• Problem statement
Find the lines with "اختلاس" in them and copy them out.

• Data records

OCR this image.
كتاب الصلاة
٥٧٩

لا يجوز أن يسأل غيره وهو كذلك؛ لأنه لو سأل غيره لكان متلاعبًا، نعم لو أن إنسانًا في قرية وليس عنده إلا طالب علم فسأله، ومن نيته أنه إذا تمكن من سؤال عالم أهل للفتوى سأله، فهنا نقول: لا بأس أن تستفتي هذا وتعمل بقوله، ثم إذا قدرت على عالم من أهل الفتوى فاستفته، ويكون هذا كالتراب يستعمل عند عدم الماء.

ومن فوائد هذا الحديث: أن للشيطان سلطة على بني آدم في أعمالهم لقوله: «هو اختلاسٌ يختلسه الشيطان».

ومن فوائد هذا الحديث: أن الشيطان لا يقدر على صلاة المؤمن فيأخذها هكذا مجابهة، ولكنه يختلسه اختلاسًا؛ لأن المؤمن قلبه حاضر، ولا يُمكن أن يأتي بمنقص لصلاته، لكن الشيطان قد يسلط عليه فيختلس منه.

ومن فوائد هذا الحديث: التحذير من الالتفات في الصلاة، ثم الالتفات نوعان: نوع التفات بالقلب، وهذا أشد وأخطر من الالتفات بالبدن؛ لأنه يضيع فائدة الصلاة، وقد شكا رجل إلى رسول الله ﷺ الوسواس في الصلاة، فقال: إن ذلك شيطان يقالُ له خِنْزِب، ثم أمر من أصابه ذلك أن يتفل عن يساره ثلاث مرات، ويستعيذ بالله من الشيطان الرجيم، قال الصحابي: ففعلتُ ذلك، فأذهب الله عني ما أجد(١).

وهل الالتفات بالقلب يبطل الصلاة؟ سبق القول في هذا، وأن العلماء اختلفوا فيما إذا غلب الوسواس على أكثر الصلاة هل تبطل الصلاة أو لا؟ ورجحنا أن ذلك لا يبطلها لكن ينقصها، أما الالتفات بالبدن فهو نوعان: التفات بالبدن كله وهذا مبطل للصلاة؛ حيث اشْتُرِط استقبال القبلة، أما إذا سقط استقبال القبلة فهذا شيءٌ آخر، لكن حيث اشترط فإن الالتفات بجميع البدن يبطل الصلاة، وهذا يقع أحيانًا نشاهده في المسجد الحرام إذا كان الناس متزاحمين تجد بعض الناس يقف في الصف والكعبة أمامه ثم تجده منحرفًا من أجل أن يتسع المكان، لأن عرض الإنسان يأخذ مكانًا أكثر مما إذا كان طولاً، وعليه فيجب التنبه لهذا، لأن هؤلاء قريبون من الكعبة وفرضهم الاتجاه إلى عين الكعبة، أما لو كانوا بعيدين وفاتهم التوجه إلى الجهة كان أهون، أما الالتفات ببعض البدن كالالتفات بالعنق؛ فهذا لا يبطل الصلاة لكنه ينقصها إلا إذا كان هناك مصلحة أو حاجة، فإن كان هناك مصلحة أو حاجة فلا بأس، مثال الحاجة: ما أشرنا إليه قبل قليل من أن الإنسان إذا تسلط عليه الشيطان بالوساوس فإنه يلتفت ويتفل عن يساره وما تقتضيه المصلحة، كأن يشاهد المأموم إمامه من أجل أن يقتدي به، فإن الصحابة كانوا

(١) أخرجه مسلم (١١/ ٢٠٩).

• Right answer
ومن فوائد هذا الحديث: أن للشيطان سلطة على بني آدم في أعمالهم لقوله: «هو اختلاسٌ يختلسه الشيطان».
ومن فوائد هذا الحديث: أن الشيطان لا يقدر على صلاة المؤمن فيأخذها هكذا مجابهة، ولكنه يختلسه اختلاسًا؛ لأن المؤمن قلبه حاضر، ولا يُمكن أن يأتي بمنقص لصلاته، لكن الشيطان قد يسلط عليه فيختلس منه.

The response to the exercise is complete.